__Texte source__.
^^^^^^^^^^^^^^^^

Mme Labelle: Je pense que l'équipe d'évaluation... on a demandé à l'équipe de nous dire ce qui serait selon elle raisonnable pour être en mesure de...
Le sénateur Tkachuk: Aurait-il été au courant de cela?
Mme Labelle: J'imagine que oui.
Le sénateur Tkachuk: Il aurait su que l'équipe d'évaluation fixait ses propres délais, décidait elle-même du temps qu'il lui faudrait pour examiner la proposition?
Mme Labelle: On a demandé à l'équipe d'évaluation combien de temps il lui faudrait. Elle a répondu penser pouvoir faire le travail dans tel délai. Ça semblait bien et on a dit d'accord.
Le sénateur Tkachuk: Et M. Barbeau aurait participé à cette discussion...
Mme Labelle: Oui.
Le sénateur Tkachuk: ...ainsi qu'à la réunion?
Mme Labelle: Oui.
Le sénateur Tkachuk: Cela ne l'aurait donc guère étonné qu'ils soient en train de suer à Toronto...
Mme Labelle: Non.
Le sénateur Tkachuk: ...à travailler les fins de semaine, à rater des congés, et cetera. Il n'y a pas de gros problème ici? Il aurait été au courant du fait qu'ils avaient eux-mêmes décidé qu'ils feraient cela...
Mme Labelle: Oui.
Le sénateur Tkachuk: ...par courtoisie, par politesse?
Mme Labelle: Oui.

^^^^^^^^^^^^^^^^

__Données fournies__.
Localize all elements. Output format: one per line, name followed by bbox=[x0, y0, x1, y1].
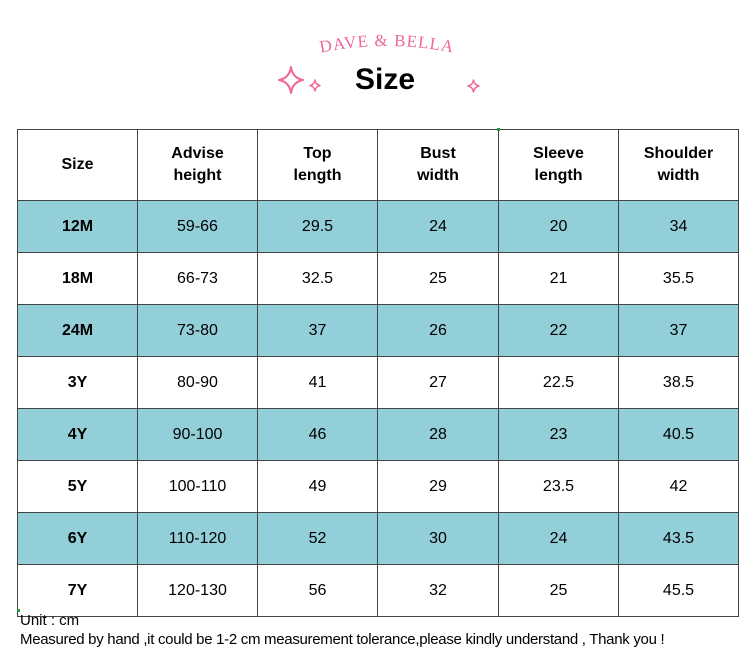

^^^^^^^^^^^^^^^^

__Tâches__.
1. Répondez aux questions suivantes à partir de l'échange entre Mme Labelle et le sénateur Tkachuk.
(a) D'après Mme Labelle, qu'a-t-on demandé à l'équipe d'évaluation quand elle précise sa réponse sur les délais ?
(b) Dans quelle ville le sénateur Tkachuk dit-il que l'équipe était « en train de suer » ?
(c) Selon Mme Labelle, M. Barbeau a-t-il participé à la discussion sur les délais ?
2. Reproduisez mot pour mot le passage de l'échange compris entre « Le sénateur Tkachuk: Il » et « qu'ils feraient cela... », ces deux segments inclus.

__Corrigé__.
1.
(a) On a demandé à l'équipe d'évaluation combien de temps il lui faudrait.
(b) À Toronto.
(c) Oui.

2.
Le sénateur Tkachuk: Il aurait su que l'équipe d'évaluation fixait ses propres délais, décidait elle-même du temps qu'il lui faudrait pour examiner la proposition?
Mme Labelle: On a demandé à l'équipe d'évaluation combien de temps il lui faudrait. Elle a répondu penser pouvoir faire le travail dans tel délai. Ça semblait bien et on a dit d'accord.
Le sénateur Tkachuk: Et M. Barbeau aurait participé à cette discussion...
Mme Labelle: Oui.
Le sénateur Tkachuk: ...ainsi qu'à la réunion?
Mme Labelle: Oui.
Le sénateur Tkachuk: Cela ne l'aurait donc guère étonné qu'ils soient en train de suer à Toronto...
Mme Labelle: Non.
Le sénateur Tkachuk: ...à travailler les fins de semaine, à rater des congés, et cetera. Il n'y a pas de gros problème ici? Il aurait été au courant du fait qu'ils avaient eux-mêmes décidé qu'ils feraient cela...